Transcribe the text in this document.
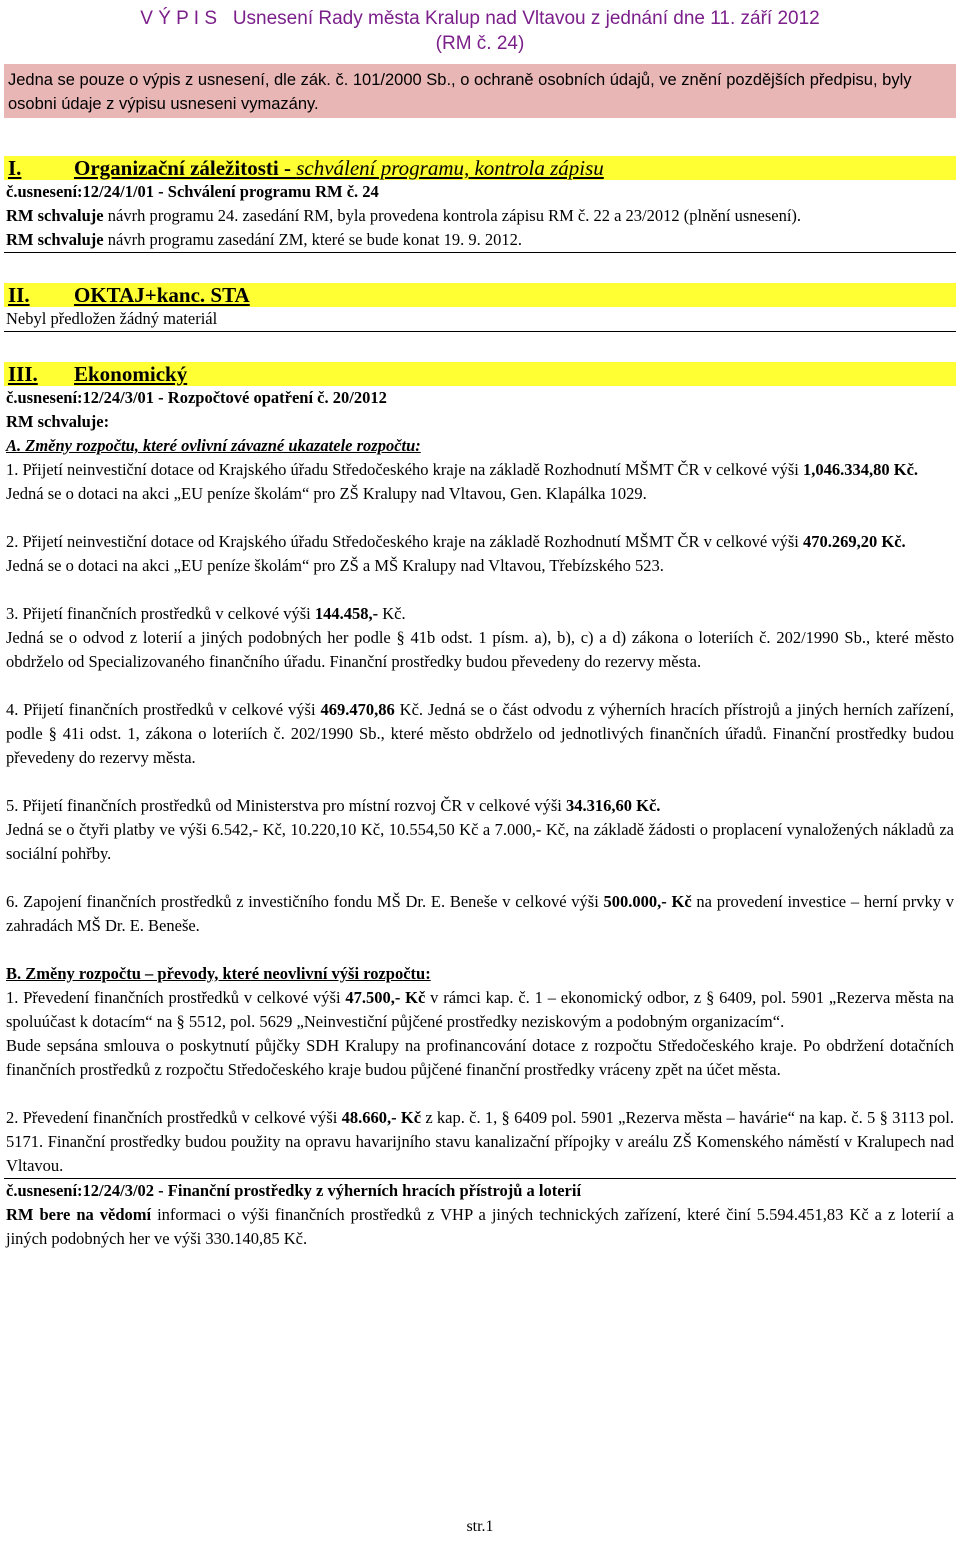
V Ý P I S   Usnesení Rady města Kralup nad Vltavou z jednání dne 11. září 2012
(RM č. 24)
Jedna se pouze o výpis z usnesení, dle zák. č. 101/2000 Sb., o ochraně osobních údajů, ve znění pozdějších předpisu, byly osobni údaje z výpisu usneseni vymazány.
I.	Organizační záležitosti - schválení programu, kontrola zápisu
č.usnesení:12/24/1/01 - Schválení programu RM č. 24
RM schvaluje návrh programu 24. zasedání RM, byla provedena kontrola zápisu RM č. 22 a 23/2012 (plnění usnesení).
RM schvaluje návrh programu zasedání ZM, které se bude konat 19. 9. 2012.
II. OKTAJ+kanc. STA
Nebyl předložen žádný materiál
III. Ekonomický
č.usnesení:12/24/3/01 - Rozpočtové opatření č. 20/2012
RM schvaluje:
A. Změny rozpočtu, které ovlivní závazné ukazatele rozpočtu:
1. Přijetí neinvestiční dotace od Krajského úřadu Středočeského kraje na základě Rozhodnutí MŠMT ČR v celkové výši 1,046.334,80 Kč.
Jedná se o dotaci na akci „EU peníze školám“ pro ZŠ Kralupy nad Vltavou, Gen. Klapálka 1029.
2. Přijetí neinvestiční dotace od Krajského úřadu Středočeského kraje na základě Rozhodnutí MŠMT ČR v celkové výši 470.269,20 Kč.
Jedná se o dotaci na akci „EU peníze školám“ pro ZŠ a MŠ Kralupy nad Vltavou, Třebízského 523.
3. Přijetí finančních prostředků v celkové výši 144.458,- Kč.
Jedná se o odvod z loterií a jiných podobných her podle § 41b odst. 1 písm. a), b), c) a d) zákona o loteriích č. 202/1990 Sb., které město obdrželo od Specializovaného finančního úřadu. Finanční prostředky budou převedeny do rezervy města.
4. Přijetí finančních prostředků v celkové výši 469.470,86 Kč. Jedná se o část odvodu z výherních hracích přístrojů a jiných herních zařízení, podle § 41i odst. 1, zákona o loteriích č. 202/1990 Sb., které město obdrželo od jednotlivých finančních úřadů. Finanční prostředky budou převedeny do rezervy města.
5. Přijetí finančních prostředků od Ministerstva pro místní rozvoj ČR v celkové výši 34.316,60 Kč.
Jedná se o čtyři platby ve výši 6.542,- Kč, 10.220,10 Kč, 10.554,50 Kč a 7.000,- Kč, na základě žádosti o proplacení vynaložených nákladů za sociální pohřby.
6. Zapojení finančních prostředků z investičního fondu MŠ Dr. E. Beneše v celkové výši 500.000,- Kč na provedení investice – herní prvky v zahradách MŠ Dr. E. Beneše.
B. Změny rozpočtu – převody, které neovlivní výši rozpočtu:
1. Převedení finančních prostředků v celkové výši 47.500,- Kč v rámci kap. č. 1 – ekonomický odbor, z § 6409, pol. 5901 „Rezerva města na spoluúčast k dotacím“ na § 5512, pol. 5629 „Neinvestiční půjčené prostředky neziskovým a podobným organizacím“.
Bude sepsána smlouva o poskytnutí půjčky SDH Kralupy na profinancování dotace z rozpočtu Středočeského kraje. Po obdržení dotačních finančních prostředků z rozpočtu Středočeského kraje budou půjčené finanční prostředky vráceny zpět na účet města.
2. Převedení finančních prostředků v celkové výši 48.660,- Kč z kap. č. 1, § 6409 pol. 5901 „Rezerva města – havárie“ na kap. č. 5 § 3113 pol. 5171. Finanční prostředky budou použity na opravu havarijního stavu kanalizační přípojky v areálu ZŠ Komenského náměstí v Kralupech nad Vltavou.
č.usnesení:12/24/3/02 - Finanční prostředky z výherních hracích přístrojů a loterií
RM bere na vědomí informaci o výši finančních prostředků z VHP a jiných technických zařízení, které činí 5.594.451,83 Kč a z loterií a jiných podobných her ve výši 330.140,85 Kč.
str.1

- **WRITTEN TASK**: Determine how many lines of the records above contain the word "MŠMT", and report only that number.

- **RESPONSE**: 2